All the entries need to be quoted exactly, apart from the pictures, which you should drop.

INPUT DATA —
begin
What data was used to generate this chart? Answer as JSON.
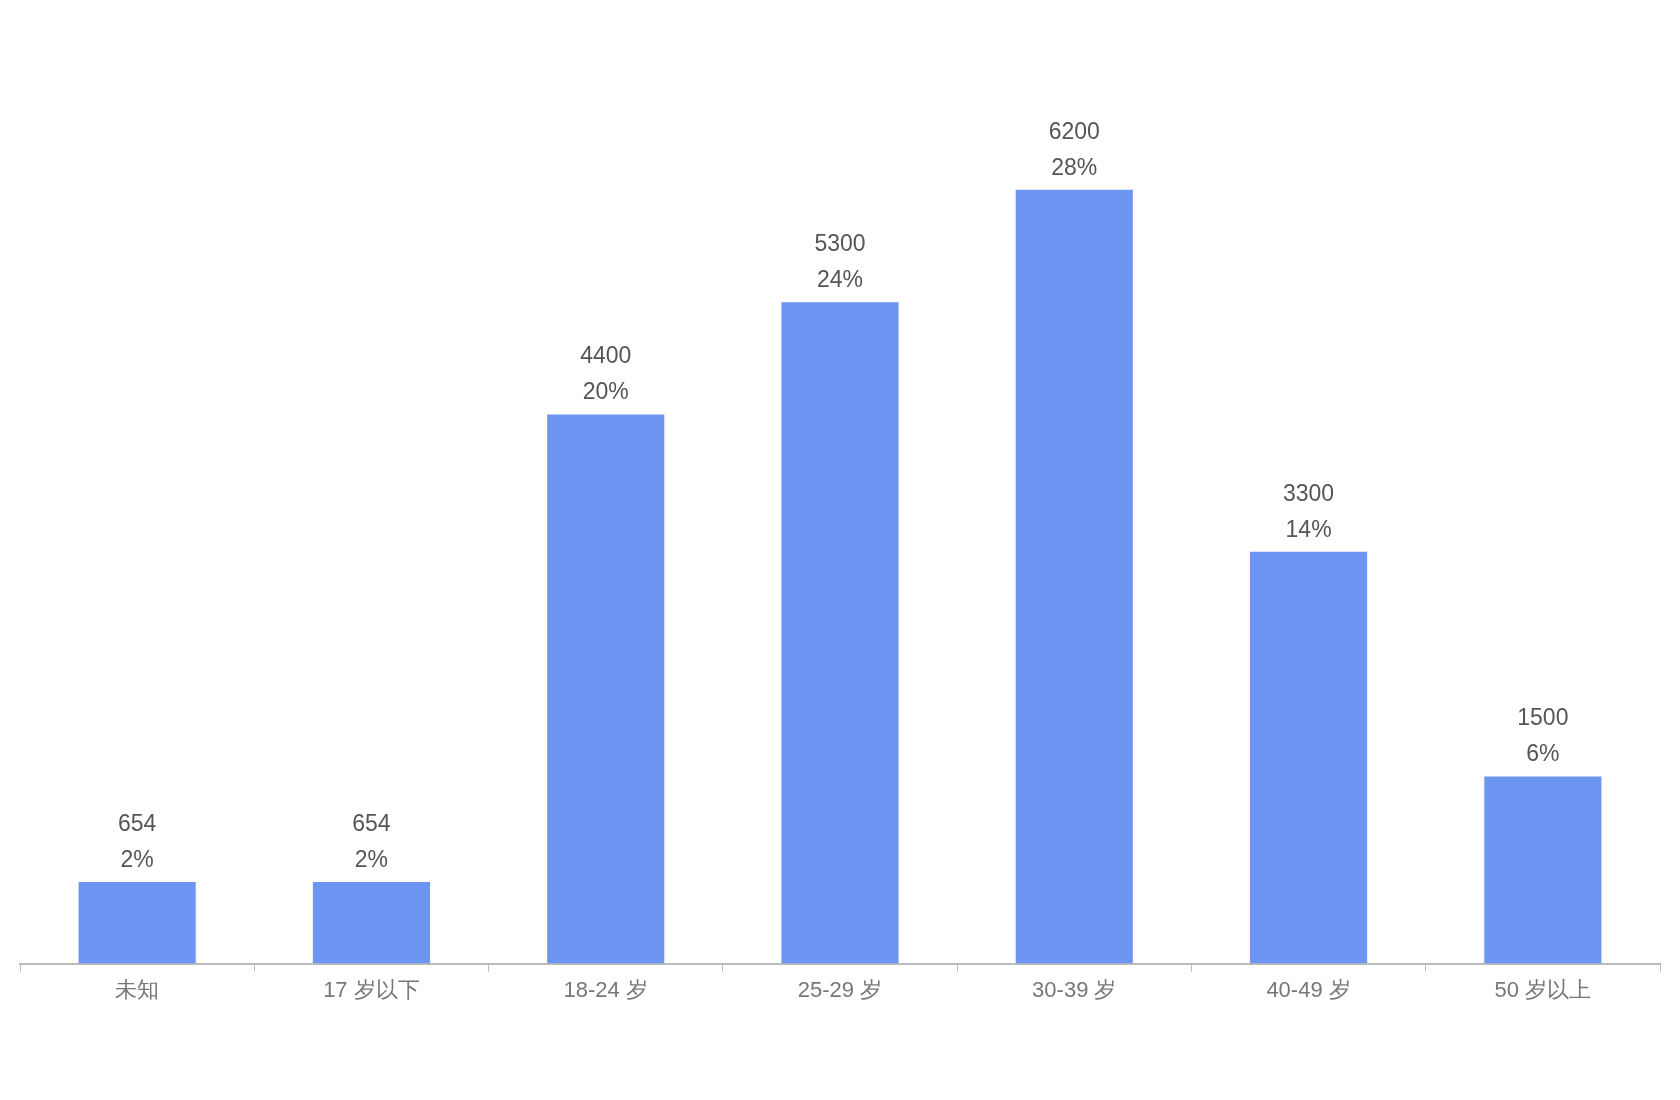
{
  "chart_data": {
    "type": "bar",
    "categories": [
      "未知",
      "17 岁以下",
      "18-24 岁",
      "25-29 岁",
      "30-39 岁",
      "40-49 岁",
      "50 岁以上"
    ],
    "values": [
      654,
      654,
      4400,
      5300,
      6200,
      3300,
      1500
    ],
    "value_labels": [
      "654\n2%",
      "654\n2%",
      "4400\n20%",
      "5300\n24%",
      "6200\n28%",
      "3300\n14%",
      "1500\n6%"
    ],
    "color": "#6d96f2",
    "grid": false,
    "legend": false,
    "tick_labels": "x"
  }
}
end
RESPONSE TO THE EXERCISE —
What data was used to generate this chart? Answer as JSON.
{
  "chart_data": {
    "type": "bar",
    "categories": [
      "未知",
      "17 岁以下",
      "18-24 岁",
      "25-29 岁",
      "30-39 岁",
      "40-49 岁",
      "50 岁以上"
    ],
    "values": [
      654,
      654,
      4400,
      5300,
      6200,
      3300,
      1500
    ],
    "value_labels": [
      "654\n2%",
      "654\n2%",
      "4400\n20%",
      "5300\n24%",
      "6200\n28%",
      "3300\n14%",
      "1500\n6%"
    ],
    "color": "#6d96f2",
    "grid": false,
    "legend": false,
    "tick_labels": "x"
  }
}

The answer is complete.